GIVEN DATA:
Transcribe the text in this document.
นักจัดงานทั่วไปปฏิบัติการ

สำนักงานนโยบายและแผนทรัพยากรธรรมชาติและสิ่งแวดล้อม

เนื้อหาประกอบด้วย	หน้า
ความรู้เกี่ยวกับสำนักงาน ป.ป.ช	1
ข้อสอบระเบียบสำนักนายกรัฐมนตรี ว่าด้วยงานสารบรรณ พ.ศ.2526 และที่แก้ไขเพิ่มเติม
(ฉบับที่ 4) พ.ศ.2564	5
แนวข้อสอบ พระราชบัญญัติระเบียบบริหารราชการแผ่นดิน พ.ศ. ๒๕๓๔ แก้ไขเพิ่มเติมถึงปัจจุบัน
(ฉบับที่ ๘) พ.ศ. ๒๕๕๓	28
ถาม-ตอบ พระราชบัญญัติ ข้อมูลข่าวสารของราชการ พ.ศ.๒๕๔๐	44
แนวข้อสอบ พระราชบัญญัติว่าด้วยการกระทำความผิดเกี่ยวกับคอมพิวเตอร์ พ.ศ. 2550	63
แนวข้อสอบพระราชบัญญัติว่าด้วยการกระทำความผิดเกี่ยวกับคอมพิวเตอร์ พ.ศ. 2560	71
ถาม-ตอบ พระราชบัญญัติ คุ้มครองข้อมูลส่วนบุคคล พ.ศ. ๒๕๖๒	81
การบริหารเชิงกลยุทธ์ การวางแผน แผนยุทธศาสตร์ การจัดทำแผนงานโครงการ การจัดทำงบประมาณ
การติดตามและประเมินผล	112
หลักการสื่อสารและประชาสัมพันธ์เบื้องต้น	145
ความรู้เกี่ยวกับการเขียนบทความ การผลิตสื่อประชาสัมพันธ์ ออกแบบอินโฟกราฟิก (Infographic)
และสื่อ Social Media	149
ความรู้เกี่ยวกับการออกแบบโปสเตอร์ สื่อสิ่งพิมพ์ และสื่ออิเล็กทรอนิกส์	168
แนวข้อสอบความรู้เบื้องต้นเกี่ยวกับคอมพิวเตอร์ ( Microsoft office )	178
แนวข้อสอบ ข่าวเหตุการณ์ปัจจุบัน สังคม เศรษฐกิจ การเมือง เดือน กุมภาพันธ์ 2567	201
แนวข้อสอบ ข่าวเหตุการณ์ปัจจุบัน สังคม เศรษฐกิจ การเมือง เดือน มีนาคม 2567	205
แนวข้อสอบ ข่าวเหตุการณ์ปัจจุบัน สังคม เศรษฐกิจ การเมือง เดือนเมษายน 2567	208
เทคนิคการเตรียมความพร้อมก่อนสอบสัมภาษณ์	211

--

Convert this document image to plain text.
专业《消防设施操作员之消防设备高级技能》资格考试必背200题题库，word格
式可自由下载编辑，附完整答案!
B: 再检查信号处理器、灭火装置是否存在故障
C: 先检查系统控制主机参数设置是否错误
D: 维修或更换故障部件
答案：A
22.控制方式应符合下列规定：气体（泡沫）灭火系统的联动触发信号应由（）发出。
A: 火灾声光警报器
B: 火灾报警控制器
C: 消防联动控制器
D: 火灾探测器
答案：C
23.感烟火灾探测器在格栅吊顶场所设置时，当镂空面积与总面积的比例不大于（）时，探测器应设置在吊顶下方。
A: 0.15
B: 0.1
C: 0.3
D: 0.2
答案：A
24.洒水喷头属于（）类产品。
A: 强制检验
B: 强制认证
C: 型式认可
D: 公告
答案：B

==

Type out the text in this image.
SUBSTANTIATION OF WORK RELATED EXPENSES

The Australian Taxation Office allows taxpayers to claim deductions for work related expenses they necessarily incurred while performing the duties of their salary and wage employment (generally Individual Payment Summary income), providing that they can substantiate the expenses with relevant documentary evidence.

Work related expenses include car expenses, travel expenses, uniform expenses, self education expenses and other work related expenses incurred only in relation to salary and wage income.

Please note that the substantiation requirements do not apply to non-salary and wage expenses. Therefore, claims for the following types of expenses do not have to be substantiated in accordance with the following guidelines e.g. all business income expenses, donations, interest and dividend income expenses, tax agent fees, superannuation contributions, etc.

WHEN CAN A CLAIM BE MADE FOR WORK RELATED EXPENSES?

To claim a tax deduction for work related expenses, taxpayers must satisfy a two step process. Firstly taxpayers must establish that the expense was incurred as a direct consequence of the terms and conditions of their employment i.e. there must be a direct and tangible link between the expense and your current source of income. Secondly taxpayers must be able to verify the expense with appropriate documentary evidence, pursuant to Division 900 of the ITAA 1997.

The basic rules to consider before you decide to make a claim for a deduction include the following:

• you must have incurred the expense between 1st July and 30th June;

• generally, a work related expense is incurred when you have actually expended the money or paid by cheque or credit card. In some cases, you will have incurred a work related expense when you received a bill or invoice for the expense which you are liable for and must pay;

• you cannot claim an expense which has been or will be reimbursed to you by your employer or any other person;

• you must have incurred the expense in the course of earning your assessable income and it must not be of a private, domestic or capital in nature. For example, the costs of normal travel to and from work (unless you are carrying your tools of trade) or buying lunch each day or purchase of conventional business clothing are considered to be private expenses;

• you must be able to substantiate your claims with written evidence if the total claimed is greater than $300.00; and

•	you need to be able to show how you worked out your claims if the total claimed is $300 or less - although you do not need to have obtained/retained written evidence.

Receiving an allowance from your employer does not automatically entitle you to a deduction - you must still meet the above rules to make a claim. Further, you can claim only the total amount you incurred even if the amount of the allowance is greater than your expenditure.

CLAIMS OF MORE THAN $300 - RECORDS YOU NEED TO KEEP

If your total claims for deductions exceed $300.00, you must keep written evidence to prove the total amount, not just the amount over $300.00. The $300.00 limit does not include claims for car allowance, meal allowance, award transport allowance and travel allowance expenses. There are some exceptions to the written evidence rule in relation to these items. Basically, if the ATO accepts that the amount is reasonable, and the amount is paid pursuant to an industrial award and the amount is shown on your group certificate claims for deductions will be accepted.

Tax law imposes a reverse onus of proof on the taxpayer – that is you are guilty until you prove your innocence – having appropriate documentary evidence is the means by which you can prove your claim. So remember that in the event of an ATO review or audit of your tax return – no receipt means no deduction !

OBJECTIVE:
Extract from the data every line where "เศรษฐก" shows up.

WORKED ANSWER:
แนวข้อสอบ ข่าวเหตุการณ์ปัจจุบัน สังคม เศรษฐกิจ การเมือง เดือน กุมภาพันธ์ 2567	201
แนวข้อสอบ ข่าวเหตุการณ์ปัจจุบัน สังคม เศรษฐกิจ การเมือง เดือน มีนาคม 2567	205
แนวข้อสอบ ข่าวเหตุการณ์ปัจจุบัน สังคม เศรษฐกิจ การเมือง เดือนเมษายน 2567	208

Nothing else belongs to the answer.